Count how many lines below include the string "kpsi", and give that number without anything else.

Stored items:
** BEGIN **
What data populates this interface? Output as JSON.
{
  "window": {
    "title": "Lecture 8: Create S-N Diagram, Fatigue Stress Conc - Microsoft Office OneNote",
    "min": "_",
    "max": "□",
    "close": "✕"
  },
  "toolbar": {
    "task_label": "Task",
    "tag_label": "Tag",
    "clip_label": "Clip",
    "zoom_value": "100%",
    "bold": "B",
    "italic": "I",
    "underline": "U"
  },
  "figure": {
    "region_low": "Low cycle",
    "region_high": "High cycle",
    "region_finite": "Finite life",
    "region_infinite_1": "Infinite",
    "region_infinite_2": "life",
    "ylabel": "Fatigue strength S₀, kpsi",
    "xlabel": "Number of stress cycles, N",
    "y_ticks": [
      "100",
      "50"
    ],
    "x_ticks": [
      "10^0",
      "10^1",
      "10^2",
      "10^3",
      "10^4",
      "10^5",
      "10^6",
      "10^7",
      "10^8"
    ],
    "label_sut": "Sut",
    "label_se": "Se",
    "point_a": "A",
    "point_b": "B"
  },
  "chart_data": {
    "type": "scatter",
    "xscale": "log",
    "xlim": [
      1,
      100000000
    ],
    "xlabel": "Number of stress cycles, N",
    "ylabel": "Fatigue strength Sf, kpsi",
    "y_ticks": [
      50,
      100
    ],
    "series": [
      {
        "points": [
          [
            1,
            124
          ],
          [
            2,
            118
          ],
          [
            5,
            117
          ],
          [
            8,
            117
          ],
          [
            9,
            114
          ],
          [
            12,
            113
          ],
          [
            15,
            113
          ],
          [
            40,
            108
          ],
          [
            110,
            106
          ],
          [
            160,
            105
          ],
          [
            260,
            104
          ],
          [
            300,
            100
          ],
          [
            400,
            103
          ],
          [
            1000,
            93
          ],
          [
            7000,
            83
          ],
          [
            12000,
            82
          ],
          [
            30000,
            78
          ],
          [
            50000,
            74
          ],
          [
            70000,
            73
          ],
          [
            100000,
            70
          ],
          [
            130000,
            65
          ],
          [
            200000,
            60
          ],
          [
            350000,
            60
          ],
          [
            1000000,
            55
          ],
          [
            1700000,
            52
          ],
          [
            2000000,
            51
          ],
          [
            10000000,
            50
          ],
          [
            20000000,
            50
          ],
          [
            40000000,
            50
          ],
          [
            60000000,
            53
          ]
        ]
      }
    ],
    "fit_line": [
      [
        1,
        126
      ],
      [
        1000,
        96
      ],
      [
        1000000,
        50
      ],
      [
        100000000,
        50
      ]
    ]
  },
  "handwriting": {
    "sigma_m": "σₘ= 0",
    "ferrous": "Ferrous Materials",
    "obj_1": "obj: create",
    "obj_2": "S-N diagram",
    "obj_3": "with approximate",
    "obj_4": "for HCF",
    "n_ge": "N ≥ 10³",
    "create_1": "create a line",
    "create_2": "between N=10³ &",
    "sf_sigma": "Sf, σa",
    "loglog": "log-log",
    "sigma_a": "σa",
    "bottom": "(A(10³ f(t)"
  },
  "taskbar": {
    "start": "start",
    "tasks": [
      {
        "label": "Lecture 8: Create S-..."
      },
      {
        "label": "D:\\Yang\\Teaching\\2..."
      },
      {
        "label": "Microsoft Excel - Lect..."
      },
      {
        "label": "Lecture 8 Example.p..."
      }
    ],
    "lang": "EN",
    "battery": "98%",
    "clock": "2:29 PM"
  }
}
** END **
* [Expected output]:
2